Retype the records below exactly as they appear.

## START Data shown

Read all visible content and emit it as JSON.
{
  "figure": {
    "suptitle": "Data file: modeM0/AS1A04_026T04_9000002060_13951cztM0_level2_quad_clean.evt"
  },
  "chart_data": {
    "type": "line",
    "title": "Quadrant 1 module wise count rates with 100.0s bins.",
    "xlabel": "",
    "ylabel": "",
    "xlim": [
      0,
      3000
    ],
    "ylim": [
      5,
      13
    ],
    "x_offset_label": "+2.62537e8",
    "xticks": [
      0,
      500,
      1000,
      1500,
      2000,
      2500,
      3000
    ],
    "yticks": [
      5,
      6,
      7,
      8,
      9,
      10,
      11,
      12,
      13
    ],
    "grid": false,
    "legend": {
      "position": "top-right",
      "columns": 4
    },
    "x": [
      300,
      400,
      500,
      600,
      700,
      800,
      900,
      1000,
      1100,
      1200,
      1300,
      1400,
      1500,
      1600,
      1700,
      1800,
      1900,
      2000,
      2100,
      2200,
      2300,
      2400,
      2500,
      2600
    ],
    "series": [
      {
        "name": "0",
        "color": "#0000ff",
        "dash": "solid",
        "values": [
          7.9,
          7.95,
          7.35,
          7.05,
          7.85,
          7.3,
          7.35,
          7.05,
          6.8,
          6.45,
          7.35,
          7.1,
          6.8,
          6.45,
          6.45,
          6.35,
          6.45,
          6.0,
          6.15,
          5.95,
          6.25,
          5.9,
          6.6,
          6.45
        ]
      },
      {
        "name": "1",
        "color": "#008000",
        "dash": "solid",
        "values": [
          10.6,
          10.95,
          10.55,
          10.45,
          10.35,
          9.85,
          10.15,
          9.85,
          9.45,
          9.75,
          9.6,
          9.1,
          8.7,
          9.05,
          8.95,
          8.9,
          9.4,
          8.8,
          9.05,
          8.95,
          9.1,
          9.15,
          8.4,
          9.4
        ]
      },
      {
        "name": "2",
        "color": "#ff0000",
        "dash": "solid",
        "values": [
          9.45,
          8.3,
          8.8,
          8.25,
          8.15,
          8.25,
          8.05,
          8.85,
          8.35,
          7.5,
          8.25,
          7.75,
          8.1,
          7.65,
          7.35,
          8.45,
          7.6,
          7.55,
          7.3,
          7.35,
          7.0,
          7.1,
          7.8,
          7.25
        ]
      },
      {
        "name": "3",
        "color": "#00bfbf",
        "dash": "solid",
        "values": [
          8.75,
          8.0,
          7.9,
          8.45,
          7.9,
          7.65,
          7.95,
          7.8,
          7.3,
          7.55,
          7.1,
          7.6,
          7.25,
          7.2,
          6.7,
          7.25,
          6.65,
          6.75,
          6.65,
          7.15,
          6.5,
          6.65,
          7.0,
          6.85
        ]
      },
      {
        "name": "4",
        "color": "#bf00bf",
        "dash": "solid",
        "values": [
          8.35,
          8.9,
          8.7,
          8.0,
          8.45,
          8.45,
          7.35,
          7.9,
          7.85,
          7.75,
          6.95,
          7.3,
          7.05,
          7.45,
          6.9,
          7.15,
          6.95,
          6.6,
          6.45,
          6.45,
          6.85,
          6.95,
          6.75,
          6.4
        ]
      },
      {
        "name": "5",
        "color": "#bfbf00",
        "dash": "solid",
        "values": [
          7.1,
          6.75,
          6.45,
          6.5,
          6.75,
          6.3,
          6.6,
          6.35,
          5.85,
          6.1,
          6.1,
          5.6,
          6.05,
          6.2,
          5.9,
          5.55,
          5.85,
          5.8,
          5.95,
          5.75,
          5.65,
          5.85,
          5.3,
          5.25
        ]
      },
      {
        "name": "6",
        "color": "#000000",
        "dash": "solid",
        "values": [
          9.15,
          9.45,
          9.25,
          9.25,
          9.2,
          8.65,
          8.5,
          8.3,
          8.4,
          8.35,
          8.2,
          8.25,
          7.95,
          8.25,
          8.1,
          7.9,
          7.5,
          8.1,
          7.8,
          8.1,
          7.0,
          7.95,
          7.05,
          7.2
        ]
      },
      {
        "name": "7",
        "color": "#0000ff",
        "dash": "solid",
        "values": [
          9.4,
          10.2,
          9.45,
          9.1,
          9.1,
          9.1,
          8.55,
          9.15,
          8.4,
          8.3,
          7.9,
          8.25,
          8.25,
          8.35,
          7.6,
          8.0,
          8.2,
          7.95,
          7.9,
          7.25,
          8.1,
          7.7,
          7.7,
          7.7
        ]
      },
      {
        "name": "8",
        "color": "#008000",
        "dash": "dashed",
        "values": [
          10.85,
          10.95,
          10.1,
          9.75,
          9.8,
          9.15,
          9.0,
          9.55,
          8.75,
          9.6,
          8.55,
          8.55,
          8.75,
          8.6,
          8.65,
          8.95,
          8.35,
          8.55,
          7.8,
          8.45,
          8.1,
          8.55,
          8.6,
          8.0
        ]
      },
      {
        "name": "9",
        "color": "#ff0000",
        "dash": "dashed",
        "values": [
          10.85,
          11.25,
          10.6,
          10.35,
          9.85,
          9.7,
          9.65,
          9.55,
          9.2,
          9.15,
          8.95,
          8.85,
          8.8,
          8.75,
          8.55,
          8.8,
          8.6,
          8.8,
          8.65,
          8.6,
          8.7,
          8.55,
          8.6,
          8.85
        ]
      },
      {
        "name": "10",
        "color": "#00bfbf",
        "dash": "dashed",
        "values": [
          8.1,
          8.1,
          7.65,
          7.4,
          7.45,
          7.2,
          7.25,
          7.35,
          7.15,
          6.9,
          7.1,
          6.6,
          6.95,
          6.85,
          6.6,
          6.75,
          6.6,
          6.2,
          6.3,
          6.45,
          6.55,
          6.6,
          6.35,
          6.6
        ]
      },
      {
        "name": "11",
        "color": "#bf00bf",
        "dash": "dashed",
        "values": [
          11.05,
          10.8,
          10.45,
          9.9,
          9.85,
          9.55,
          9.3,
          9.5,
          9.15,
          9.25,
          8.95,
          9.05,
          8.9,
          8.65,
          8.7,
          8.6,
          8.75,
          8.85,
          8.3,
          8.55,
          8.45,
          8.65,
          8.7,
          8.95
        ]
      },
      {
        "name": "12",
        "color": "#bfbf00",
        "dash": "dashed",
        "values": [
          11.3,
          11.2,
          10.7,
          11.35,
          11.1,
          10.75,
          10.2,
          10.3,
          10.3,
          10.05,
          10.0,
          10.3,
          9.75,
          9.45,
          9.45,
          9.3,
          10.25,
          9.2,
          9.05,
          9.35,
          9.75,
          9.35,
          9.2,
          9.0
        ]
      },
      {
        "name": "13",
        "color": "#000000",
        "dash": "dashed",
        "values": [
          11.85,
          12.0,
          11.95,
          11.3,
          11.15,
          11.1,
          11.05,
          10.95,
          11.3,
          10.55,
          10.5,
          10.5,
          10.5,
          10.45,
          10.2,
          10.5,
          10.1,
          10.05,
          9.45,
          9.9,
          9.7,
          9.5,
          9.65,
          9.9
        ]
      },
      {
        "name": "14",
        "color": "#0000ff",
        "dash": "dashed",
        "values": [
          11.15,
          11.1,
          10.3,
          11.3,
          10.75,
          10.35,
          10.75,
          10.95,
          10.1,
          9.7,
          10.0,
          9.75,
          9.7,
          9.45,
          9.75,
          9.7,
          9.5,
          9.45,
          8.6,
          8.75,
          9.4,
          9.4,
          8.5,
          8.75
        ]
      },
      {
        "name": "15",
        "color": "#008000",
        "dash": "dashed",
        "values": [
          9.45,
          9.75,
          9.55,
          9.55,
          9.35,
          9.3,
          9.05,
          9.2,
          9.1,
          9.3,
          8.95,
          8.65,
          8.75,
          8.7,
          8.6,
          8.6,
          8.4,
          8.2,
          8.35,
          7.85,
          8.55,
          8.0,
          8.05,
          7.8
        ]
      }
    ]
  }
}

## END Data shown

Correct answer:
Read all visible content and emit it as JSON.
{
  "figure": {
    "suptitle": "Data file: modeM0/AS1A04_026T04_9000002060_13951cztM0_level2_quad_clean.evt"
  },
  "chart_data": {
    "type": "line",
    "title": "Quadrant 1 module wise count rates with 100.0s bins.",
    "xlabel": "",
    "ylabel": "",
    "xlim": [
      0,
      3000
    ],
    "ylim": [
      5,
      13
    ],
    "x_offset_label": "+2.62537e8",
    "xticks": [
      0,
      500,
      1000,
      1500,
      2000,
      2500,
      3000
    ],
    "yticks": [
      5,
      6,
      7,
      8,
      9,
      10,
      11,
      12,
      13
    ],
    "grid": false,
    "legend": {
      "position": "top-right",
      "columns": 4
    },
    "x": [
      300,
      400,
      500,
      600,
      700,
      800,
      900,
      1000,
      1100,
      1200,
      1300,
      1400,
      1500,
      1600,
      1700,
      1800,
      1900,
      2000,
      2100,
      2200,
      2300,
      2400,
      2500,
      2600
    ],
    "series": [
      {
        "name": "0",
        "color": "#0000ff",
        "dash": "solid",
        "values": [
          7.9,
          7.95,
          7.35,
          7.05,
          7.85,
          7.3,
          7.35,
          7.05,
          6.8,
          6.45,
          7.35,
          7.1,
          6.8,
          6.45,
          6.45,
          6.35,
          6.45,
          6.0,
          6.15,
          5.95,
          6.25,
          5.9,
          6.6,
          6.45
        ]
      },
      {
        "name": "1",
        "color": "#008000",
        "dash": "solid",
        "values": [
          10.6,
          10.95,
          10.55,
          10.45,
          10.35,
          9.85,
          10.15,
          9.85,
          9.45,
          9.75,
          9.6,
          9.1,
          8.7,
          9.05,
          8.95,
          8.9,
          9.4,
          8.8,
          9.05,
          8.95,
          9.1,
          9.15,
          8.4,
          9.4
        ]
      },
      {
        "name": "2",
        "color": "#ff0000",
        "dash": "solid",
        "values": [
          9.45,
          8.3,
          8.8,
          8.25,
          8.15,
          8.25,
          8.05,
          8.85,
          8.35,
          7.5,
          8.25,
          7.75,
          8.1,
          7.65,
          7.35,
          8.45,
          7.6,
          7.55,
          7.3,
          7.35,
          7.0,
          7.1,
          7.8,
          7.25
        ]
      },
      {
        "name": "3",
        "color": "#00bfbf",
        "dash": "solid",
        "values": [
          8.75,
          8.0,
          7.9,
          8.45,
          7.9,
          7.65,
          7.95,
          7.8,
          7.3,
          7.55,
          7.1,
          7.6,
          7.25,
          7.2,
          6.7,
          7.25,
          6.65,
          6.75,
          6.65,
          7.15,
          6.5,
          6.65,
          7.0,
          6.85
        ]
      },
      {
        "name": "4",
        "color": "#bf00bf",
        "dash": "solid",
        "values": [
          8.35,
          8.9,
          8.7,
          8.0,
          8.45,
          8.45,
          7.35,
          7.9,
          7.85,
          7.75,
          6.95,
          7.3,
          7.05,
          7.45,
          6.9,
          7.15,
          6.95,
          6.6,
          6.45,
          6.45,
          6.85,
          6.95,
          6.75,
          6.4
        ]
      },
      {
        "name": "5",
        "color": "#bfbf00",
        "dash": "solid",
        "values": [
          7.1,
          6.75,
          6.45,
          6.5,
          6.75,
          6.3,
          6.6,
          6.35,
          5.85,
          6.1,
          6.1,
          5.6,
          6.05,
          6.2,
          5.9,
          5.55,
          5.85,
          5.8,
          5.95,
          5.75,
          5.65,
          5.85,
          5.3,
          5.25
        ]
      },
      {
        "name": "6",
        "color": "#000000",
        "dash": "solid",
        "values": [
          9.15,
          9.45,
          9.25,
          9.25,
          9.2,
          8.65,
          8.5,
          8.3,
          8.4,
          8.35,
          8.2,
          8.25,
          7.95,
          8.25,
          8.1,
          7.9,
          7.5,
          8.1,
          7.8,
          8.1,
          7.0,
          7.95,
          7.05,
          7.2
        ]
      },
      {
        "name": "7",
        "color": "#0000ff",
        "dash": "solid",
        "values": [
          9.4,
          10.2,
          9.45,
          9.1,
          9.1,
          9.1,
          8.55,
          9.15,
          8.4,
          8.3,
          7.9,
          8.25,
          8.25,
          8.35,
          7.6,
          8.0,
          8.2,
          7.95,
          7.9,
          7.25,
          8.1,
          7.7,
          7.7,
          7.7
        ]
      },
      {
        "name": "8",
        "color": "#008000",
        "dash": "dashed",
        "values": [
          10.85,
          10.95,
          10.1,
          9.75,
          9.8,
          9.15,
          9.0,
          9.55,
          8.75,
          9.6,
          8.55,
          8.55,
          8.75,
          8.6,
          8.65,
          8.95,
          8.35,
          8.55,
          7.8,
          8.45,
          8.1,
          8.55,
          8.6,
          8.0
        ]
      },
      {
        "name": "9",
        "color": "#ff0000",
        "dash": "dashed",
        "values": [
          10.85,
          11.25,
          10.6,
          10.35,
          9.85,
          9.7,
          9.65,
          9.55,
          9.2,
          9.15,
          8.95,
          8.85,
          8.8,
          8.75,
          8.55,
          8.8,
          8.6,
          8.8,
          8.65,
          8.6,
          8.7,
          8.55,
          8.6,
          8.85
        ]
      },
      {
        "name": "10",
        "color": "#00bfbf",
        "dash": "dashed",
        "values": [
          8.1,
          8.1,
          7.65,
          7.4,
          7.45,
          7.2,
          7.25,
          7.35,
          7.15,
          6.9,
          7.1,
          6.6,
          6.95,
          6.85,
          6.6,
          6.75,
          6.6,
          6.2,
          6.3,
          6.45,
          6.55,
          6.6,
          6.35,
          6.6
        ]
      },
      {
        "name": "11",
        "color": "#bf00bf",
        "dash": "dashed",
        "values": [
          11.05,
          10.8,
          10.45,
          9.9,
          9.85,
          9.55,
          9.3,
          9.5,
          9.15,
          9.25,
          8.95,
          9.05,
          8.9,
          8.65,
          8.7,
          8.6,
          8.75,
          8.85,
          8.3,
          8.55,
          8.45,
          8.65,
          8.7,
          8.95
        ]
      },
      {
        "name": "12",
        "color": "#bfbf00",
        "dash": "dashed",
        "values": [
          11.3,
          11.2,
          10.7,
          11.35,
          11.1,
          10.75,
          10.2,
          10.3,
          10.3,
          10.05,
          10.0,
          10.3,
          9.75,
          9.45,
          9.45,
          9.3,
          10.25,
          9.2,
          9.05,
          9.35,
          9.75,
          9.35,
          9.2,
          9.0
        ]
      },
      {
        "name": "13",
        "color": "#000000",
        "dash": "dashed",
        "values": [
          11.85,
          12.0,
          11.95,
          11.3,
          11.15,
          11.1,
          11.05,
          10.95,
          11.3,
          10.55,
          10.5,
          10.5,
          10.5,
          10.45,
          10.2,
          10.5,
          10.1,
          10.05,
          9.45,
          9.9,
          9.7,
          9.5,
          9.65,
          9.9
        ]
      },
      {
        "name": "14",
        "color": "#0000ff",
        "dash": "dashed",
        "values": [
          11.15,
          11.1,
          10.3,
          11.3,
          10.75,
          10.35,
          10.75,
          10.95,
          10.1,
          9.7,
          10.0,
          9.75,
          9.7,
          9.45,
          9.75,
          9.7,
          9.5,
          9.45,
          8.6,
          8.75,
          9.4,
          9.4,
          8.5,
          8.75
        ]
      },
      {
        "name": "15",
        "color": "#008000",
        "dash": "dashed",
        "values": [
          9.45,
          9.75,
          9.55,
          9.55,
          9.35,
          9.3,
          9.05,
          9.2,
          9.1,
          9.3,
          8.95,
          8.65,
          8.75,
          8.7,
          8.6,
          8.6,
          8.4,
          8.2,
          8.35,
          7.85,
          8.55,
          8.0,
          8.05,
          7.8
        ]
      }
    ]
  }
}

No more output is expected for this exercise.